▸ To be done
Set down, character for character, the part of the listing that opens with the line containing "data-point (428, 349, 435, 356)" and closes with the line containing "data-point (508, 336, 515, 343)", including both of those lines and nothing else.

* start Provided records *

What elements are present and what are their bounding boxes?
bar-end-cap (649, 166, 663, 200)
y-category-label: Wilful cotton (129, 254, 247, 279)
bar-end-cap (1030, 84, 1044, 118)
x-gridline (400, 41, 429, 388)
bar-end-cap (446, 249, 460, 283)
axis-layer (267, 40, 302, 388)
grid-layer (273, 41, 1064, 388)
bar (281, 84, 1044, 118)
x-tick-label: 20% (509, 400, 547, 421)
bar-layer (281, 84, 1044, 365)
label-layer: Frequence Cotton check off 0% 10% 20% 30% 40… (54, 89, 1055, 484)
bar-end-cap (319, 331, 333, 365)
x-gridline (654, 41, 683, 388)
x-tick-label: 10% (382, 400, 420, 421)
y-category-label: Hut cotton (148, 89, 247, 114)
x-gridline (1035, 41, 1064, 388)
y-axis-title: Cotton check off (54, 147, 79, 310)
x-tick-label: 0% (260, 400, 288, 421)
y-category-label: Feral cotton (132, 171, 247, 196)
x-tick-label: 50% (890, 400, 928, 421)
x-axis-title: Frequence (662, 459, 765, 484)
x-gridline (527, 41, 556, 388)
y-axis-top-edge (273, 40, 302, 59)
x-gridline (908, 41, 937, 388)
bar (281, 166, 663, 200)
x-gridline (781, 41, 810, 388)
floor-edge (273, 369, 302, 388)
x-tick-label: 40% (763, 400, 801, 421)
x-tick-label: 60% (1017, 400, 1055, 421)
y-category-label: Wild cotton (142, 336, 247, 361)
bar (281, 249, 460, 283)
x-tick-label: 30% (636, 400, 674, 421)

* end Provided records *
* start Provided records *

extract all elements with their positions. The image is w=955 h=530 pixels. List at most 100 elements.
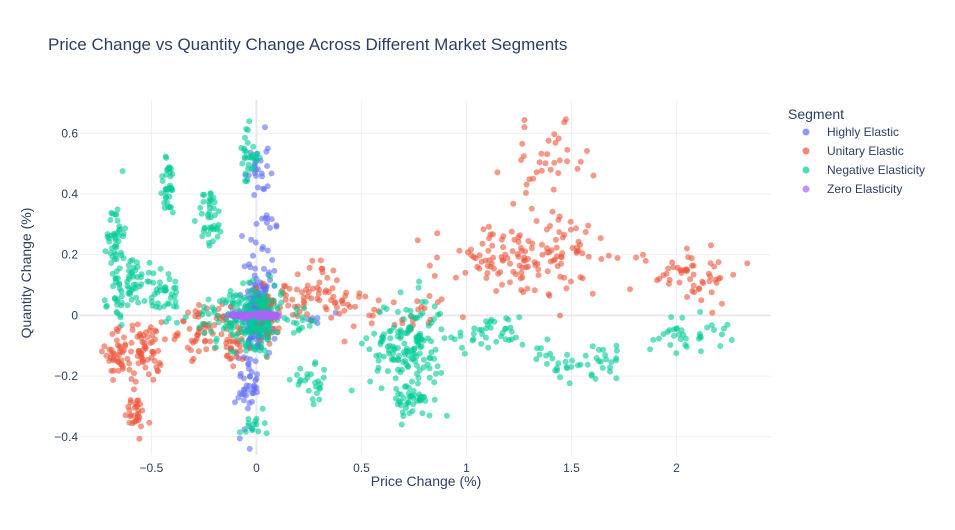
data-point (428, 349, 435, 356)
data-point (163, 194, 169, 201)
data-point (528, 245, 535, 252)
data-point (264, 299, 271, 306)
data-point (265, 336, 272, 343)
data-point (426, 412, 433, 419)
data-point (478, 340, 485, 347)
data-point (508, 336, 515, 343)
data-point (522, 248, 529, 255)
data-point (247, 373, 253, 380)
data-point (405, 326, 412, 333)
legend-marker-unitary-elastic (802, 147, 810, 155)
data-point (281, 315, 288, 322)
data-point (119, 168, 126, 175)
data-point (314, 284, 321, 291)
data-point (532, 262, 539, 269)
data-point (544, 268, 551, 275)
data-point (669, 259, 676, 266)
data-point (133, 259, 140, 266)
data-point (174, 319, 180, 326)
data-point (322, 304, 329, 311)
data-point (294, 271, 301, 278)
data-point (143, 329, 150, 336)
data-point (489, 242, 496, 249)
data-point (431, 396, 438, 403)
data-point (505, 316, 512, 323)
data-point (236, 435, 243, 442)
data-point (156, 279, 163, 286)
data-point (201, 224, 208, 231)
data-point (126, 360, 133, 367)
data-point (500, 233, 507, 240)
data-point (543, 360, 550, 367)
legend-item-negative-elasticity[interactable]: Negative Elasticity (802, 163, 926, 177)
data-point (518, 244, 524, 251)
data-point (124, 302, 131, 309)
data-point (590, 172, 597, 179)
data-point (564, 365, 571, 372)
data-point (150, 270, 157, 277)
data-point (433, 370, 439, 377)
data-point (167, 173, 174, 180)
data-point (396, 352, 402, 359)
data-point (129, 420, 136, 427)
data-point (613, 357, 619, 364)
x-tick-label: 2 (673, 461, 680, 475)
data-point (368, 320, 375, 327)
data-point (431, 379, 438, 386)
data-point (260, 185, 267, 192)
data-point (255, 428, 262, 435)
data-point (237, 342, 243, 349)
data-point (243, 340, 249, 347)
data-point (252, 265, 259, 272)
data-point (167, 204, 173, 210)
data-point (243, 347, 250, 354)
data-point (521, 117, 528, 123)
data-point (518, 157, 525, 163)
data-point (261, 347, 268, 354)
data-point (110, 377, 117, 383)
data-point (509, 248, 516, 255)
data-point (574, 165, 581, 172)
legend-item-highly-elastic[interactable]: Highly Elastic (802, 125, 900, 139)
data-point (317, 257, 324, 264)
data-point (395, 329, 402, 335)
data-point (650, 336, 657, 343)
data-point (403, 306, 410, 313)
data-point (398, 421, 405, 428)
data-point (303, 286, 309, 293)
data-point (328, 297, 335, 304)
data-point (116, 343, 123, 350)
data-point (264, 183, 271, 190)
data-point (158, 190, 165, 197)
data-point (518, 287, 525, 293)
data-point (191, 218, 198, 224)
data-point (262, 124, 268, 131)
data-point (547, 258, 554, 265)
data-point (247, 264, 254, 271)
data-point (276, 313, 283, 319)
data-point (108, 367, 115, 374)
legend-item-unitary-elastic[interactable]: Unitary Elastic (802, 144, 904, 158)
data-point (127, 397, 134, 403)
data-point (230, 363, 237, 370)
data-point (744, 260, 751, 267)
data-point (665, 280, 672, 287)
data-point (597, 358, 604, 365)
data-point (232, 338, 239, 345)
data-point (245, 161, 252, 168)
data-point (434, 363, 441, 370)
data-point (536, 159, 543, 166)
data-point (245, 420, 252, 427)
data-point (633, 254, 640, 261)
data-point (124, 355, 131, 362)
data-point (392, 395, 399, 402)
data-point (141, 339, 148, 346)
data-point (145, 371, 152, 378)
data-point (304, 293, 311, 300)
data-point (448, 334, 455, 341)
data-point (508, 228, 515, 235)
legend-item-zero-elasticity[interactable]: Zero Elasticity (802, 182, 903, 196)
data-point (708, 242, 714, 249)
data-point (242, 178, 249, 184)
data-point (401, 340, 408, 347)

* end Provided records *
* start Provided records *

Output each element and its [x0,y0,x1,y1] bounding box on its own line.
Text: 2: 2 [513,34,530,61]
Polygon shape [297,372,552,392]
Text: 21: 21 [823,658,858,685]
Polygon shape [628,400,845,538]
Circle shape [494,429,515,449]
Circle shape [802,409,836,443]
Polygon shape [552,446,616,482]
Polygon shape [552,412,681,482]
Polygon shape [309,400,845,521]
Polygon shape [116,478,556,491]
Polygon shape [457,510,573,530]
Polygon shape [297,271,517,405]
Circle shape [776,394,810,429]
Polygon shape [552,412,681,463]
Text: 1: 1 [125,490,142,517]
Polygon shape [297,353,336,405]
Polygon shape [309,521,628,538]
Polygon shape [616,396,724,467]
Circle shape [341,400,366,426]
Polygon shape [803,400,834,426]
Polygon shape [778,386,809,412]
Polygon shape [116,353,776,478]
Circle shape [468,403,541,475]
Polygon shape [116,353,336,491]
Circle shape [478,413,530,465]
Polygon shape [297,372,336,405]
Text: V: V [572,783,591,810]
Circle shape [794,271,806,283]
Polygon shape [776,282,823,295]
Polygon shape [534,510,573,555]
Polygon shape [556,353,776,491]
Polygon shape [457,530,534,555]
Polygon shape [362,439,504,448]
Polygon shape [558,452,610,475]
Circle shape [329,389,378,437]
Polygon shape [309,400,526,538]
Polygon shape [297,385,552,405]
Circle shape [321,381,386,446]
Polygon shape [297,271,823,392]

* end Provided records *

▸ Solution
data-point (428, 349, 435, 356)
data-point (163, 194, 169, 201)
data-point (528, 245, 535, 252)
data-point (264, 299, 271, 306)
data-point (265, 336, 272, 343)
data-point (426, 412, 433, 419)
data-point (478, 340, 485, 347)
data-point (508, 336, 515, 343)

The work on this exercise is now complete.